(Stored records)
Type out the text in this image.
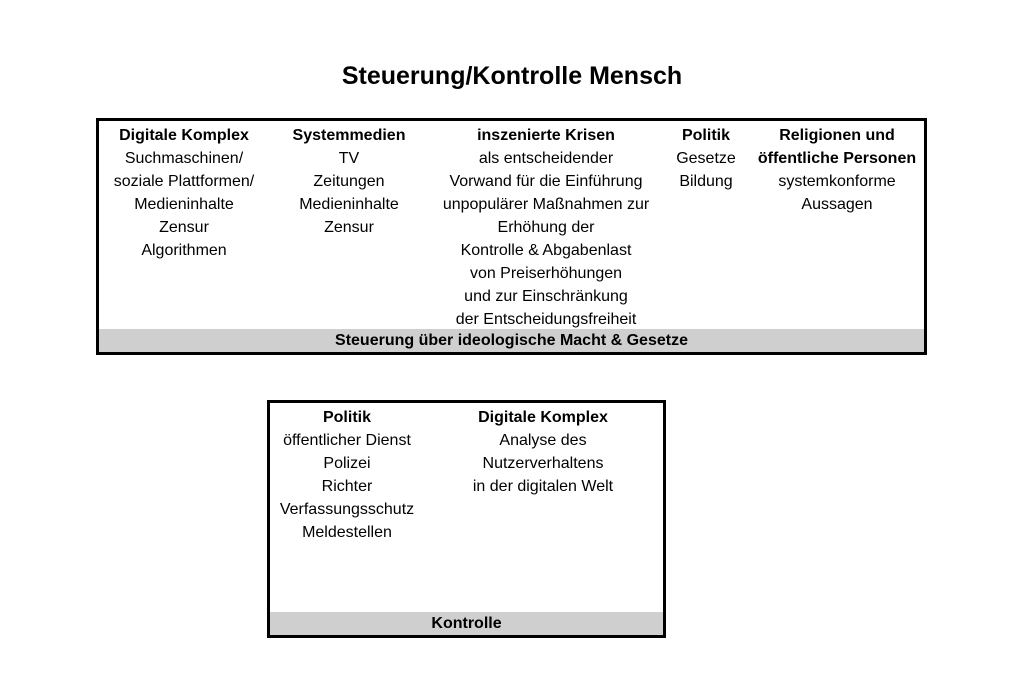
Steuerung/Kontrolle Mensch
Digitale Komplex
Suchmaschinen/
soziale Plattformen/
Medieninhalte
Zensur
Algorithmen
Systemmedien
TV
Zeitungen
Medieninhalte
Zensur
inszenierte Krisen
als entscheidender
Vorwand für die Einführung
unpopulärer Maßnahmen zur
Erhöhung der
Kontrolle & Abgabenlast
von Preiserhöhungen
und zur Einschränkung
der Entscheidungsfreiheit
Politik
Gesetze
Bildung
Religionen und
öffentliche Personen
systemkonforme
Aussagen
Steuerung über ideologische Macht & Gesetze
Politik
öffentlicher Dienst
Polizei
Richter
Verfassungsschutz
Meldestellen
Digitale Komplex
Analyse des
Nutzerverhaltens
in der digitalen Welt
Kontrolle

=== GOAL ===
Write the listing out a second time exactly, dropping all images.

=== SOLUTION TO THIS PROBLEM ===
Type out the text in this image.
Steuerung/Kontrolle Mensch
Digitale Komplex
Suchmaschinen/
soziale Plattformen/
Medieninhalte
Zensur
Algorithmen
Systemmedien
TV
Zeitungen
Medieninhalte
Zensur
inszenierte Krisen
als entscheidender
Vorwand für die Einführung
unpopulärer Maßnahmen zur
Erhöhung der
Kontrolle & Abgabenlast
von Preiserhöhungen
und zur Einschränkung
der Entscheidungsfreiheit
Politik
Gesetze
Bildung
Religionen und
öffentliche Personen
systemkonforme
Aussagen
Steuerung über ideologische Macht & Gesetze
Politik
öffentlicher Dienst
Polizei
Richter
Verfassungsschutz
Meldestellen
Digitale Komplex
Analyse des
Nutzerverhaltens
in der digitalen Welt
Kontrolle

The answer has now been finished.